(Collection entries):
....
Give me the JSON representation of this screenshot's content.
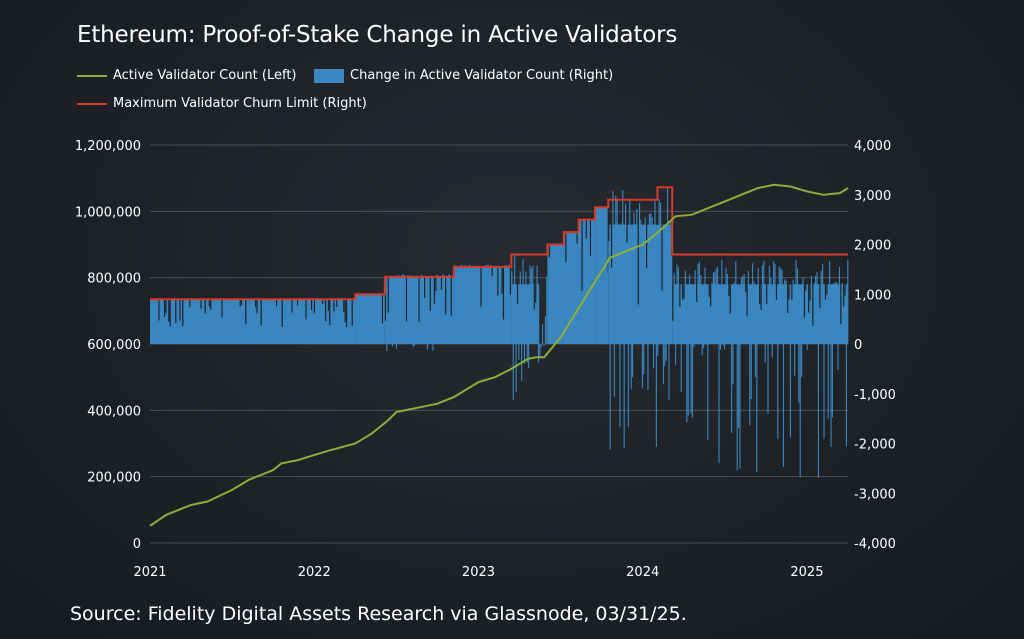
{
  "chart_data": {
    "type": "line+bar",
    "title": "Ethereum: Proof-of-Stake Change in Active Validators",
    "source": "Source: Fidelity Digital Assets Research via Glassnode, 03/31/25.",
    "x_ticks": [
      "2021",
      "2022",
      "2023",
      "2024",
      "2025"
    ],
    "x_range": [
      2021.0,
      2025.25
    ],
    "left_axis": {
      "ticks": [
        "0",
        "200,000",
        "400,000",
        "600,000",
        "800,000",
        "1,000,000",
        "1,200,000"
      ],
      "range": [
        0,
        1200000
      ]
    },
    "right_axis": {
      "ticks": [
        "-4,000",
        "-3,000",
        "-2,000",
        "-1,000",
        "0",
        "1,000",
        "2,000",
        "3,000",
        "4,000"
      ],
      "range": [
        -4000,
        4000
      ]
    },
    "grid": "horizontal",
    "legend": [
      {
        "label": "Active Validator Count (Left)",
        "color": "#8fad3a",
        "kind": "line"
      },
      {
        "label": "Change in Active Validator Count (Right)",
        "color": "#3a87c0",
        "kind": "bar"
      },
      {
        "label": "Maximum Validator Churn Limit  (Right)",
        "color": "#d63b2a",
        "kind": "line"
      }
    ],
    "series": [
      {
        "name": "Active Validator Count (Left)",
        "axis": "left",
        "points": [
          [
            2021.0,
            52000
          ],
          [
            2021.1,
            85000
          ],
          [
            2021.25,
            115000
          ],
          [
            2021.35,
            125000
          ],
          [
            2021.5,
            160000
          ],
          [
            2021.6,
            190000
          ],
          [
            2021.75,
            220000
          ],
          [
            2021.8,
            240000
          ],
          [
            2021.9,
            250000
          ],
          [
            2022.0,
            265000
          ],
          [
            2022.1,
            280000
          ],
          [
            2022.25,
            300000
          ],
          [
            2022.35,
            330000
          ],
          [
            2022.45,
            370000
          ],
          [
            2022.5,
            395000
          ],
          [
            2022.6,
            405000
          ],
          [
            2022.75,
            420000
          ],
          [
            2022.85,
            440000
          ],
          [
            2022.95,
            470000
          ],
          [
            2023.0,
            485000
          ],
          [
            2023.1,
            500000
          ],
          [
            2023.2,
            525000
          ],
          [
            2023.3,
            555000
          ],
          [
            2023.35,
            560000
          ],
          [
            2023.4,
            560000
          ],
          [
            2023.5,
            620000
          ],
          [
            2023.6,
            700000
          ],
          [
            2023.7,
            780000
          ],
          [
            2023.8,
            860000
          ],
          [
            2023.9,
            880000
          ],
          [
            2024.0,
            900000
          ],
          [
            2024.1,
            940000
          ],
          [
            2024.2,
            985000
          ],
          [
            2024.3,
            990000
          ],
          [
            2024.4,
            1010000
          ],
          [
            2024.5,
            1030000
          ],
          [
            2024.6,
            1050000
          ],
          [
            2024.7,
            1070000
          ],
          [
            2024.8,
            1080000
          ],
          [
            2024.9,
            1075000
          ],
          [
            2025.0,
            1060000
          ],
          [
            2025.1,
            1050000
          ],
          [
            2025.2,
            1055000
          ],
          [
            2025.25,
            1070000
          ]
        ]
      },
      {
        "name": "Maximum Validator Churn Limit  (Right)",
        "axis": "right",
        "steps": [
          [
            2021.0,
            900
          ],
          [
            2022.25,
            1000
          ],
          [
            2022.43,
            1350
          ],
          [
            2022.85,
            1550
          ],
          [
            2023.2,
            1800
          ],
          [
            2023.42,
            2000
          ],
          [
            2023.52,
            2250
          ],
          [
            2023.61,
            2500
          ],
          [
            2023.71,
            2750
          ],
          [
            2023.79,
            2900
          ],
          [
            2024.09,
            3150
          ],
          [
            2024.18,
            1800
          ],
          [
            2025.25,
            1800
          ]
        ]
      },
      {
        "name": "Change in Active Validator Count (Right)",
        "axis": "right",
        "segments": [
          {
            "x0": 2021.0,
            "x1": 2022.25,
            "base": 900,
            "min": 0,
            "max": 900
          },
          {
            "x0": 2022.25,
            "x1": 2022.43,
            "base": 1000,
            "min": 0,
            "max": 1000
          },
          {
            "x0": 2022.43,
            "x1": 2022.85,
            "base": 1350,
            "min": -150,
            "max": 1400
          },
          {
            "x0": 2022.85,
            "x1": 2023.2,
            "base": 1550,
            "min": 0,
            "max": 1600
          },
          {
            "x0": 2023.2,
            "x1": 2023.37,
            "base": 1200,
            "min": -1300,
            "max": 1800
          },
          {
            "x0": 2023.37,
            "x1": 2023.42,
            "base": 0,
            "min": -300,
            "max": 1800
          },
          {
            "x0": 2023.42,
            "x1": 2023.52,
            "base": 2000,
            "min": 0,
            "max": 2000
          },
          {
            "x0": 2023.52,
            "x1": 2023.61,
            "base": 2250,
            "min": 0,
            "max": 2250
          },
          {
            "x0": 2023.61,
            "x1": 2023.71,
            "base": 2500,
            "min": 0,
            "max": 2500
          },
          {
            "x0": 2023.71,
            "x1": 2023.79,
            "base": 2750,
            "min": 0,
            "max": 2750
          },
          {
            "x0": 2023.79,
            "x1": 2024.18,
            "base": 2400,
            "min": -2200,
            "max": 3150
          },
          {
            "x0": 2024.18,
            "x1": 2025.25,
            "base": 1200,
            "min": -2800,
            "max": 1700
          }
        ]
      }
    ]
  }
}
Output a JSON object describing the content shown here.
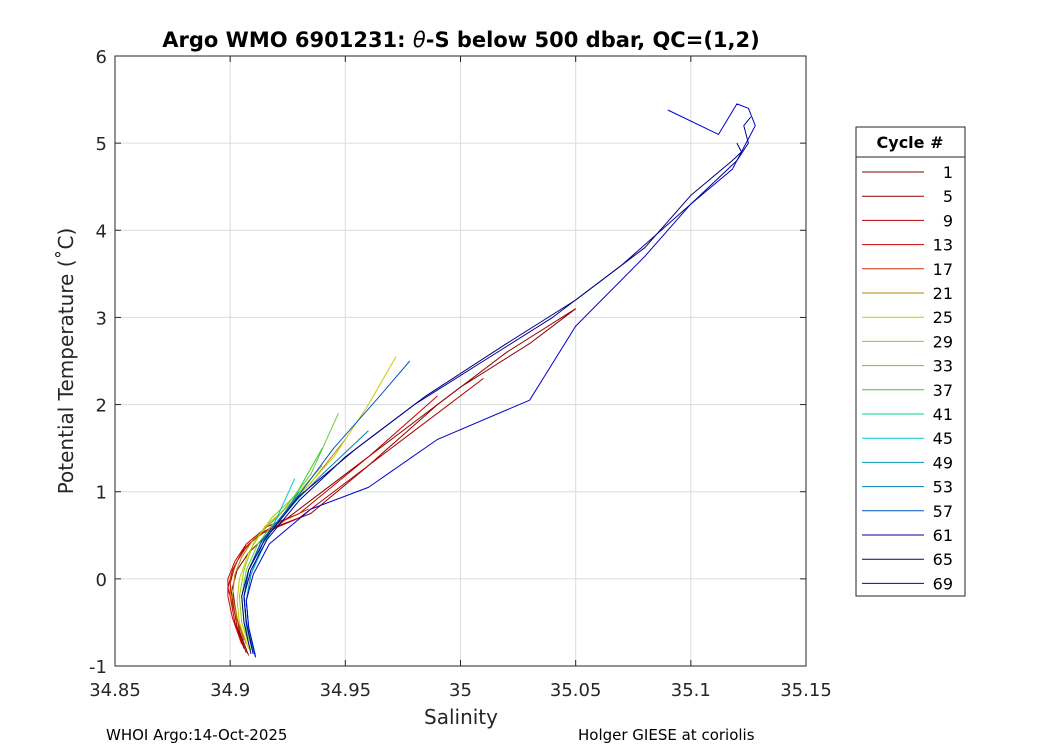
{
  "footer": {
    "left": "WHOI Argo:14-Oct-2025",
    "right": "Holger GIESE at coriolis"
  },
  "chart_data": {
    "type": "line",
    "title_prefix": "Argo WMO 6901231: ",
    "title_theta": "θ",
    "title_suffix": "-S below 500 dbar,  QC=(1,2)",
    "xlabel": "Salinity",
    "ylabel": "Potential Temperature (˚C)",
    "xlim": [
      34.85,
      35.15
    ],
    "ylim": [
      -1,
      6
    ],
    "xticks": [
      34.85,
      34.9,
      34.95,
      35,
      35.05,
      35.1,
      35.15
    ],
    "xtick_labels": [
      "34.85",
      "34.9",
      "34.95",
      "35",
      "35.05",
      "35.1",
      "35.15"
    ],
    "yticks": [
      -1,
      0,
      1,
      2,
      3,
      4,
      5,
      6
    ],
    "ytick_labels": [
      "-1",
      "0",
      "1",
      "2",
      "3",
      "4",
      "5",
      "6"
    ],
    "grid": true,
    "legend": {
      "title": "Cycle #",
      "placement": "right"
    },
    "series": [
      {
        "name": "1",
        "color": "#800000",
        "x": [
          34.908,
          34.904,
          34.902,
          34.901,
          34.903,
          34.908,
          34.92,
          34.94,
          34.97,
          35.0,
          35.03,
          35.05
        ],
        "y": [
          -0.88,
          -0.6,
          -0.3,
          -0.1,
          0.1,
          0.3,
          0.6,
          1.0,
          1.6,
          2.2,
          2.7,
          3.1
        ]
      },
      {
        "name": "5",
        "color": "#990000",
        "x": [
          34.907,
          34.903,
          34.901,
          34.9,
          34.902,
          34.906,
          34.915,
          34.935,
          34.96,
          34.99,
          35.02,
          35.05
        ],
        "y": [
          -0.85,
          -0.55,
          -0.25,
          -0.05,
          0.15,
          0.35,
          0.55,
          0.75,
          1.3,
          2.0,
          2.6,
          3.1
        ]
      },
      {
        "name": "9",
        "color": "#b30000",
        "x": [
          34.906,
          34.902,
          34.9,
          34.899,
          34.901,
          34.905,
          34.912,
          34.93,
          34.95,
          34.98,
          35.01
        ],
        "y": [
          -0.8,
          -0.5,
          -0.2,
          -0.1,
          0.1,
          0.3,
          0.5,
          0.7,
          1.1,
          1.7,
          2.3
        ]
      },
      {
        "name": "13",
        "color": "#cc0000",
        "x": [
          34.905,
          34.901,
          34.899,
          34.899,
          34.902,
          34.907,
          34.916,
          34.93,
          34.96,
          34.99
        ],
        "y": [
          -0.75,
          -0.45,
          -0.2,
          0.0,
          0.2,
          0.4,
          0.6,
          0.75,
          1.4,
          2.1
        ]
      },
      {
        "name": "17",
        "color": "#cc3300",
        "x": [
          34.906,
          34.902,
          34.9,
          34.9,
          34.903,
          34.908,
          34.918,
          34.934
        ],
        "y": [
          -0.7,
          -0.4,
          -0.2,
          0.0,
          0.2,
          0.4,
          0.6,
          0.8
        ]
      },
      {
        "name": "21",
        "color": "#b38600",
        "x": [
          34.907,
          34.903,
          34.901,
          34.902,
          34.905,
          34.91,
          34.92,
          34.935,
          34.95
        ],
        "y": [
          -0.75,
          -0.45,
          -0.2,
          0.05,
          0.25,
          0.45,
          0.7,
          1.1,
          1.6
        ]
      },
      {
        "name": "25",
        "color": "#cccc00",
        "x": [
          34.908,
          34.904,
          34.903,
          34.904,
          34.908,
          34.915,
          34.928,
          34.945,
          34.96,
          34.972
        ],
        "y": [
          -0.8,
          -0.5,
          -0.25,
          0.0,
          0.3,
          0.6,
          0.9,
          1.4,
          2.0,
          2.55
        ]
      },
      {
        "name": "29",
        "color": "#99cc00",
        "x": [
          34.909,
          34.905,
          34.904,
          34.906,
          34.91,
          34.918,
          34.93,
          34.94
        ],
        "y": [
          -0.82,
          -0.5,
          -0.2,
          0.1,
          0.4,
          0.7,
          1.0,
          1.3
        ]
      },
      {
        "name": "33",
        "color": "#66cc33",
        "x": [
          34.91,
          34.906,
          34.905,
          34.907,
          34.912,
          34.922,
          34.935,
          34.947
        ],
        "y": [
          -0.85,
          -0.5,
          -0.2,
          0.1,
          0.4,
          0.75,
          1.2,
          1.9
        ]
      },
      {
        "name": "37",
        "color": "#33cc33",
        "x": [
          34.91,
          34.907,
          34.906,
          34.908,
          34.913,
          34.925,
          34.94
        ],
        "y": [
          -0.86,
          -0.5,
          -0.2,
          0.1,
          0.4,
          0.8,
          1.5
        ]
      },
      {
        "name": "41",
        "color": "#00cc99",
        "x": [
          34.911,
          34.907,
          34.906,
          34.908,
          34.914,
          34.924,
          34.932
        ],
        "y": [
          -0.88,
          -0.55,
          -0.2,
          0.1,
          0.45,
          0.75,
          1.0
        ]
      },
      {
        "name": "45",
        "color": "#00cccc",
        "x": [
          34.911,
          34.908,
          34.907,
          34.909,
          34.915,
          34.922,
          34.928
        ],
        "y": [
          -0.9,
          -0.55,
          -0.25,
          0.05,
          0.4,
          0.8,
          1.15
        ]
      },
      {
        "name": "49",
        "color": "#0099b3",
        "x": [
          34.911,
          34.908,
          34.907,
          34.909,
          34.914,
          34.922,
          34.93
        ],
        "y": [
          -0.88,
          -0.55,
          -0.25,
          0.05,
          0.4,
          0.7,
          1.0
        ]
      },
      {
        "name": "53",
        "color": "#0080b3",
        "x": [
          34.91,
          34.907,
          34.906,
          34.908,
          34.913,
          34.925,
          34.94,
          34.96
        ],
        "y": [
          -0.86,
          -0.5,
          -0.2,
          0.1,
          0.4,
          0.8,
          1.2,
          1.7
        ]
      },
      {
        "name": "57",
        "color": "#0055cc",
        "x": [
          34.91,
          34.907,
          34.906,
          34.908,
          34.914,
          34.928,
          34.945,
          34.965,
          34.978
        ],
        "y": [
          -0.86,
          -0.5,
          -0.2,
          0.1,
          0.45,
          0.9,
          1.5,
          2.1,
          2.5
        ]
      },
      {
        "name": "61",
        "color": "#000099",
        "x": [
          34.91,
          34.907,
          34.906,
          34.909,
          34.916,
          34.93,
          34.95,
          34.98,
          35.01,
          35.04,
          35.07,
          35.1,
          35.12,
          35.125,
          35.123,
          35.126
        ],
        "y": [
          -0.86,
          -0.5,
          -0.2,
          0.1,
          0.45,
          0.9,
          1.4,
          2.0,
          2.5,
          3.0,
          3.6,
          4.3,
          4.8,
          5.0,
          5.2,
          5.3
        ]
      },
      {
        "name": "65",
        "color": "#00007a",
        "x": [
          34.909,
          34.906,
          34.905,
          34.908,
          34.915,
          34.93,
          34.955,
          34.985,
          35.02,
          35.05,
          35.08,
          35.1,
          35.118,
          35.122,
          35.12
        ],
        "y": [
          -0.86,
          -0.5,
          -0.2,
          0.1,
          0.45,
          0.95,
          1.5,
          2.1,
          2.7,
          3.2,
          3.8,
          4.4,
          4.8,
          4.9,
          5.0
        ]
      },
      {
        "name": "69",
        "color": "#0000cc",
        "x": [
          34.911,
          34.908,
          34.907,
          34.91,
          34.917,
          34.935,
          34.96,
          34.99,
          35.03,
          35.05,
          35.08,
          35.1,
          35.118,
          35.121,
          35.122,
          35.124,
          35.126,
          35.128,
          35.125,
          35.12,
          35.112,
          35.09
        ],
        "y": [
          -0.9,
          -0.55,
          -0.25,
          0.05,
          0.4,
          0.8,
          1.05,
          1.6,
          2.05,
          2.9,
          3.7,
          4.3,
          4.7,
          4.85,
          4.9,
          5.0,
          5.1,
          5.2,
          5.4,
          5.45,
          5.1,
          5.38
        ]
      }
    ]
  }
}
....
(The exercise): Only the number is wanted: how many lines of the material above include the word "Maximum"?

(Exercise output): 2